__Provided text__.
--------------------
The Shape of the Future

E M Risse


 

Post Labor Day Funk

Political campaigns are supposed to pick up in September. But the yack-fest that passes for debate in Virginia has only distracted voters from the fundamental issues.


 

Our last column focused on deja vu – what might have been on the Gulf Coast in September 2005 if “leaders” had followed strategies to create sustainable settlement patterns in Louisiana that were proposed over 30 years ago. (“Down Memory Lane with Katrina,” 5 Sept 2005.) Today “The Shape of the Future” focuses on the dark prospect for the years ahead foretold by the political posturing of candidates for public office in the Commonwealth.

 

The post-Labor Day “political” season is upon us. That means the candidates for state-wide office and general assembly seats in Virginia are making silly, superficial pronouncements. Mark Fisher asks in his 15 September WaPo column, “Lackluster Debate Leaves Virginians Wanting More,” following the opening debates in Fairfax County: “This is the best talent the great state of Virginia can come up with?”

 

It is probable that the candidates for governor are smarter than they seem. Their comments are not so much a reflection of the candidates' intelligence as an indication of office-seekers' total disdain for the intelligence of voters. Their statements are what their consultants have told them they need to say and do if they want to get elected in the “Business-As-Usual” context.

 

To paraphrase another WaPo columnist E. J. Dionne, Jr: “It is not we who are lucky to have great leaders, it is they who are lucky to represent citizens who work long and hard to make the economy, government and society work in spite of floundering, faltering hyper-political leadership.”
--------------------
__Given task__.
Duplicate the part of the column on Virginia's political season that opens with the words containing "Political campaigns are" and closes with "in the Commonwealth.". The data that comes next isn't needed.
--------------------
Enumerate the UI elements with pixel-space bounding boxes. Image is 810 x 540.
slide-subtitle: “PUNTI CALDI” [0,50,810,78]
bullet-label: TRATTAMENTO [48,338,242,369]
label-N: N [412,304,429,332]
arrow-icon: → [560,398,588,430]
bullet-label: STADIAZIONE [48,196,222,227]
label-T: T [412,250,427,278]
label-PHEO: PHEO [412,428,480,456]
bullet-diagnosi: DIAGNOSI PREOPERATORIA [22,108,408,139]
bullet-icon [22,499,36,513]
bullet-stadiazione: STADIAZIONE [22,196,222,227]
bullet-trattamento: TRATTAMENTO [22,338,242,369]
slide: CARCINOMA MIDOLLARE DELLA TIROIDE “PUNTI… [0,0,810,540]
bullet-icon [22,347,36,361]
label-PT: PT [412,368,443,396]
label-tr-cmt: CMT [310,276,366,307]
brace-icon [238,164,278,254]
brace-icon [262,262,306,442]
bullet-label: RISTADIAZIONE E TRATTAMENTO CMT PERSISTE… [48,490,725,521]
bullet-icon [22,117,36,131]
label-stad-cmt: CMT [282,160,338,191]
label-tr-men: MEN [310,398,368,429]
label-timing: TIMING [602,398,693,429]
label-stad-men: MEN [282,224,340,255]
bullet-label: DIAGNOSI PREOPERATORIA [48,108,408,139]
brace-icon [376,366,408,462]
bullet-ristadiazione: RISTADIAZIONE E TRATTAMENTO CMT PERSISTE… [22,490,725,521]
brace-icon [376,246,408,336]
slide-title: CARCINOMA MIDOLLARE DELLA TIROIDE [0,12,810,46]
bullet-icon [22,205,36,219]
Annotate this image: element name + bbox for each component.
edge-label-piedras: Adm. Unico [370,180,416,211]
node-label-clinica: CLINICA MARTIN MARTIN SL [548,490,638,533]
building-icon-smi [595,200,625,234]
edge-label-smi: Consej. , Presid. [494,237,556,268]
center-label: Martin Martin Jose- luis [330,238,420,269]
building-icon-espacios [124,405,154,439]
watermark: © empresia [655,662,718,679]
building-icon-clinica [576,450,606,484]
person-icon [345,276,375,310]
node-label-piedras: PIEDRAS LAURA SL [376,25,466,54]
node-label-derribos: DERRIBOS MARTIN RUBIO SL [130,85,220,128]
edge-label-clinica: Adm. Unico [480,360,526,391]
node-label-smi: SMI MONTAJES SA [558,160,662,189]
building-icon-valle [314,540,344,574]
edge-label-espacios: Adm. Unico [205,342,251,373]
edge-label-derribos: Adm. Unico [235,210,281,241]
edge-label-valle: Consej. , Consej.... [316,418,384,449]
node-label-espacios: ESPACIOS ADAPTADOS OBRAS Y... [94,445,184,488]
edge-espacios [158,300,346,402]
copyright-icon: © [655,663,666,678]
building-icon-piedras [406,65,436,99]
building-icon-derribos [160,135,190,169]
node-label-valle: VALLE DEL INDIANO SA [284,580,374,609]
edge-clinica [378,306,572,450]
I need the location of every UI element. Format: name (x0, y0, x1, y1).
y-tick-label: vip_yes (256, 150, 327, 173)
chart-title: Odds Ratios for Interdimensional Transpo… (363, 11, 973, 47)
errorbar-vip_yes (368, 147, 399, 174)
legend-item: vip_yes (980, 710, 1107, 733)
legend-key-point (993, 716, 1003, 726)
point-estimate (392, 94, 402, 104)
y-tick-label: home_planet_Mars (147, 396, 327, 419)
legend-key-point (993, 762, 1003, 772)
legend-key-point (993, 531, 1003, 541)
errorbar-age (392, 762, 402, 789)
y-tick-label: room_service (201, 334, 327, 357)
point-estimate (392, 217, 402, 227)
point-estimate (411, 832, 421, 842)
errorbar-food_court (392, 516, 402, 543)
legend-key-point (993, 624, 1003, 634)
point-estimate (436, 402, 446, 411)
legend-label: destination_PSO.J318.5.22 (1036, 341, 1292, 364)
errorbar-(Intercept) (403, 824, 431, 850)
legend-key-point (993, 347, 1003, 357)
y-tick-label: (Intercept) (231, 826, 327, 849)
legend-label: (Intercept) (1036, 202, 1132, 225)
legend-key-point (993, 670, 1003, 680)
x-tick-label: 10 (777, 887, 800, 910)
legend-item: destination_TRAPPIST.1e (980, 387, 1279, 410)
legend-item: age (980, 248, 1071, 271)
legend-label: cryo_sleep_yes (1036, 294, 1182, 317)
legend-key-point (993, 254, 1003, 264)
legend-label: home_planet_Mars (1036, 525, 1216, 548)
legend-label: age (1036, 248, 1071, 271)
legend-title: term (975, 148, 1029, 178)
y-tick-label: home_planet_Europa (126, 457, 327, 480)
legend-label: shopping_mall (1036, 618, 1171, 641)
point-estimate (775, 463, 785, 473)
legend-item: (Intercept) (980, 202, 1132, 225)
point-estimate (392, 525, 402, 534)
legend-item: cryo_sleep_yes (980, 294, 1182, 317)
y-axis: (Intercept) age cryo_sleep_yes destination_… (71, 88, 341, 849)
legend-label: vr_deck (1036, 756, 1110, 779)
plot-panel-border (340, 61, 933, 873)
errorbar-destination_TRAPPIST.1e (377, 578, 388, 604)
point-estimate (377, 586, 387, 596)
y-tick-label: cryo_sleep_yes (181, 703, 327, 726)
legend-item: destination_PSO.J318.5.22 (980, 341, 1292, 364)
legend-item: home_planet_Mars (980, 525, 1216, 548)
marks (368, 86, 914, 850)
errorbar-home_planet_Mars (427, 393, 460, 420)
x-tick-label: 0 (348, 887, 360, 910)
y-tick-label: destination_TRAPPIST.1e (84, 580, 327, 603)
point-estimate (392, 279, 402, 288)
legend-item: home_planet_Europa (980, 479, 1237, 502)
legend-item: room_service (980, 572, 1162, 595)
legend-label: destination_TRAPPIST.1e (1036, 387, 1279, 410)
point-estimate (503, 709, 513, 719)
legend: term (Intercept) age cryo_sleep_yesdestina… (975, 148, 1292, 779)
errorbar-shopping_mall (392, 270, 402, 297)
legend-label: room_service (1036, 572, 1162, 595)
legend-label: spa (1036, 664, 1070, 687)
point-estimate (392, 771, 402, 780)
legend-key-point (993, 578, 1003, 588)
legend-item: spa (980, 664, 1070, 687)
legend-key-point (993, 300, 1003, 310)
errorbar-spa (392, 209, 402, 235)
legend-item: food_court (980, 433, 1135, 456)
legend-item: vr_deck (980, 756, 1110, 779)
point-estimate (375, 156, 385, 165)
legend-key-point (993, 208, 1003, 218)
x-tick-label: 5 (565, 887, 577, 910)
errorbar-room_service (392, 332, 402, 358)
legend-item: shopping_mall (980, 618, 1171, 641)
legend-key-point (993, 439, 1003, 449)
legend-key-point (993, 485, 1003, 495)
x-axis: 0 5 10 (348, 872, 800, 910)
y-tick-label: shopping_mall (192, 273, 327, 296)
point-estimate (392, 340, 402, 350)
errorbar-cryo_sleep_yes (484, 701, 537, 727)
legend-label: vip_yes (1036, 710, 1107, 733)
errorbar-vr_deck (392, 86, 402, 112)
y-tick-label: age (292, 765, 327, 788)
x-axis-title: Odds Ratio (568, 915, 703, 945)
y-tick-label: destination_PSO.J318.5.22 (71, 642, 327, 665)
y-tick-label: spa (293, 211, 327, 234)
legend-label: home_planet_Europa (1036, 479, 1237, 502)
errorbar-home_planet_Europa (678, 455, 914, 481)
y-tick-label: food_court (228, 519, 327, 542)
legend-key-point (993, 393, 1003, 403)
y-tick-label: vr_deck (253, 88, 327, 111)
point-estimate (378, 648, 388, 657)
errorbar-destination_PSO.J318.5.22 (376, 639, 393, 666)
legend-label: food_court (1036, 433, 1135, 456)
--------------------
__The result__.
Political campaigns are supposed to pick up in September. But the yack-fest that passes for debate in Virginia has only distracted voters from the fundamental issues.


 

Our last column focused on deja vu – what might have been on the Gulf Coast in September 2005 if “leaders” had followed strategies to create sustainable settlement patterns in Louisiana that were proposed over 30 years ago. (“Down Memory Lane with Katrina,” 5 Sept 2005.) Today “The Shape of the Future” focuses on the dark prospect for the years ahead foretold by the political posturing of candidates for public office in the Commonwealth.